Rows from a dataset
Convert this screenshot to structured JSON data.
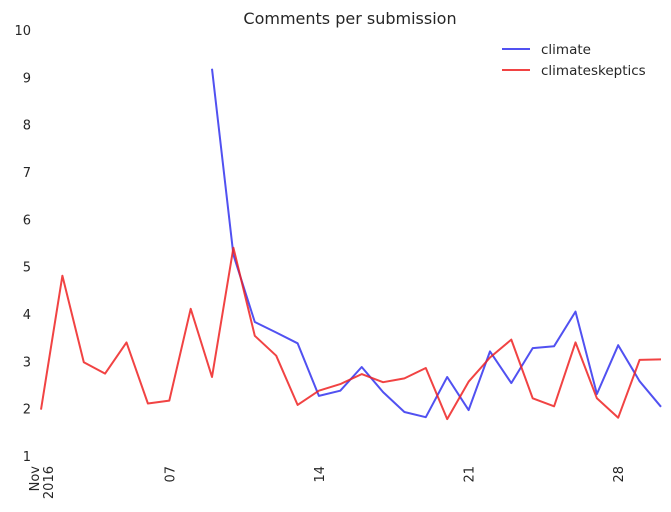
{
  "chart_data": {
    "type": "line",
    "title": "Comments per submission",
    "xlabel": "",
    "ylabel": "",
    "ylim": [
      1,
      10
    ],
    "yticks": [
      1,
      2,
      3,
      4,
      5,
      6,
      7,
      8,
      9,
      10
    ],
    "xlim": [
      "2016-11-01",
      "2016-11-30"
    ],
    "xticks": [
      {
        "date": "2016-11-01",
        "label": "Nov\n2016"
      },
      {
        "date": "2016-11-07",
        "label": "07"
      },
      {
        "date": "2016-11-14",
        "label": "14"
      },
      {
        "date": "2016-11-21",
        "label": "21"
      },
      {
        "date": "2016-11-28",
        "label": "28"
      }
    ],
    "grid": false,
    "legend": "top-right",
    "series": [
      {
        "name": "climate",
        "color": "#3333ee",
        "points": [
          [
            "2016-11-09",
            9.18
          ],
          [
            "2016-11-10",
            5.25
          ],
          [
            "2016-11-11",
            3.83
          ],
          [
            "2016-11-12",
            3.61
          ],
          [
            "2016-11-13",
            3.38
          ],
          [
            "2016-11-14",
            2.27
          ],
          [
            "2016-11-15",
            2.38
          ],
          [
            "2016-11-16",
            2.88
          ],
          [
            "2016-11-17",
            2.35
          ],
          [
            "2016-11-18",
            1.93
          ],
          [
            "2016-11-19",
            1.82
          ],
          [
            "2016-11-20",
            2.67
          ],
          [
            "2016-11-21",
            1.97
          ],
          [
            "2016-11-22",
            3.21
          ],
          [
            "2016-11-23",
            2.54
          ],
          [
            "2016-11-24",
            3.28
          ],
          [
            "2016-11-25",
            3.32
          ],
          [
            "2016-11-26",
            4.05
          ],
          [
            "2016-11-27",
            2.31
          ],
          [
            "2016-11-28",
            3.34
          ],
          [
            "2016-11-29",
            2.58
          ],
          [
            "2016-11-30",
            2.04
          ]
        ]
      },
      {
        "name": "climateskeptics",
        "color": "#ee2222",
        "points": [
          [
            "2016-11-01",
            1.98
          ],
          [
            "2016-11-02",
            4.81
          ],
          [
            "2016-11-03",
            2.98
          ],
          [
            "2016-11-04",
            2.74
          ],
          [
            "2016-11-05",
            3.4
          ],
          [
            "2016-11-06",
            2.11
          ],
          [
            "2016-11-07",
            2.17
          ],
          [
            "2016-11-08",
            4.11
          ],
          [
            "2016-11-09",
            2.67
          ],
          [
            "2016-11-10",
            5.4
          ],
          [
            "2016-11-11",
            3.54
          ],
          [
            "2016-11-12",
            3.12
          ],
          [
            "2016-11-13",
            2.08
          ],
          [
            "2016-11-14",
            2.38
          ],
          [
            "2016-11-15",
            2.52
          ],
          [
            "2016-11-16",
            2.73
          ],
          [
            "2016-11-17",
            2.56
          ],
          [
            "2016-11-18",
            2.64
          ],
          [
            "2016-11-19",
            2.86
          ],
          [
            "2016-11-20",
            1.78
          ],
          [
            "2016-11-21",
            2.57
          ],
          [
            "2016-11-22",
            3.08
          ],
          [
            "2016-11-23",
            3.46
          ],
          [
            "2016-11-24",
            2.22
          ],
          [
            "2016-11-25",
            2.05
          ],
          [
            "2016-11-26",
            3.4
          ],
          [
            "2016-11-27",
            2.22
          ],
          [
            "2016-11-28",
            1.81
          ],
          [
            "2016-11-29",
            3.03
          ],
          [
            "2016-11-30",
            3.04
          ]
        ]
      }
    ]
  }
}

* Stated goal *
Output the data above without changes, apart from leaving out the pictures.

* Written response *
Convert this screenshot to structured JSON data.
{
  "chart_data": {
    "type": "line",
    "title": "Comments per submission",
    "xlabel": "",
    "ylabel": "",
    "ylim": [
      1,
      10
    ],
    "yticks": [
      1,
      2,
      3,
      4,
      5,
      6,
      7,
      8,
      9,
      10
    ],
    "xlim": [
      "2016-11-01",
      "2016-11-30"
    ],
    "xticks": [
      {
        "date": "2016-11-01",
        "label": "Nov\n2016"
      },
      {
        "date": "2016-11-07",
        "label": "07"
      },
      {
        "date": "2016-11-14",
        "label": "14"
      },
      {
        "date": "2016-11-21",
        "label": "21"
      },
      {
        "date": "2016-11-28",
        "label": "28"
      }
    ],
    "grid": false,
    "legend": "top-right",
    "series": [
      {
        "name": "climate",
        "color": "#3333ee",
        "points": [
          [
            "2016-11-09",
            9.18
          ],
          [
            "2016-11-10",
            5.25
          ],
          [
            "2016-11-11",
            3.83
          ],
          [
            "2016-11-12",
            3.61
          ],
          [
            "2016-11-13",
            3.38
          ],
          [
            "2016-11-14",
            2.27
          ],
          [
            "2016-11-15",
            2.38
          ],
          [
            "2016-11-16",
            2.88
          ],
          [
            "2016-11-17",
            2.35
          ],
          [
            "2016-11-18",
            1.93
          ],
          [
            "2016-11-19",
            1.82
          ],
          [
            "2016-11-20",
            2.67
          ],
          [
            "2016-11-21",
            1.97
          ],
          [
            "2016-11-22",
            3.21
          ],
          [
            "2016-11-23",
            2.54
          ],
          [
            "2016-11-24",
            3.28
          ],
          [
            "2016-11-25",
            3.32
          ],
          [
            "2016-11-26",
            4.05
          ],
          [
            "2016-11-27",
            2.31
          ],
          [
            "2016-11-28",
            3.34
          ],
          [
            "2016-11-29",
            2.58
          ],
          [
            "2016-11-30",
            2.04
          ]
        ]
      },
      {
        "name": "climateskeptics",
        "color": "#ee2222",
        "points": [
          [
            "2016-11-01",
            1.98
          ],
          [
            "2016-11-02",
            4.81
          ],
          [
            "2016-11-03",
            2.98
          ],
          [
            "2016-11-04",
            2.74
          ],
          [
            "2016-11-05",
            3.4
          ],
          [
            "2016-11-06",
            2.11
          ],
          [
            "2016-11-07",
            2.17
          ],
          [
            "2016-11-08",
            4.11
          ],
          [
            "2016-11-09",
            2.67
          ],
          [
            "2016-11-10",
            5.4
          ],
          [
            "2016-11-11",
            3.54
          ],
          [
            "2016-11-12",
            3.12
          ],
          [
            "2016-11-13",
            2.08
          ],
          [
            "2016-11-14",
            2.38
          ],
          [
            "2016-11-15",
            2.52
          ],
          [
            "2016-11-16",
            2.73
          ],
          [
            "2016-11-17",
            2.56
          ],
          [
            "2016-11-18",
            2.64
          ],
          [
            "2016-11-19",
            2.86
          ],
          [
            "2016-11-20",
            1.78
          ],
          [
            "2016-11-21",
            2.57
          ],
          [
            "2016-11-22",
            3.08
          ],
          [
            "2016-11-23",
            3.46
          ],
          [
            "2016-11-24",
            2.22
          ],
          [
            "2016-11-25",
            2.05
          ],
          [
            "2016-11-26",
            3.4
          ],
          [
            "2016-11-27",
            2.22
          ],
          [
            "2016-11-28",
            1.81
          ],
          [
            "2016-11-29",
            3.03
          ],
          [
            "2016-11-30",
            3.04
          ]
        ]
      }
    ]
  }
}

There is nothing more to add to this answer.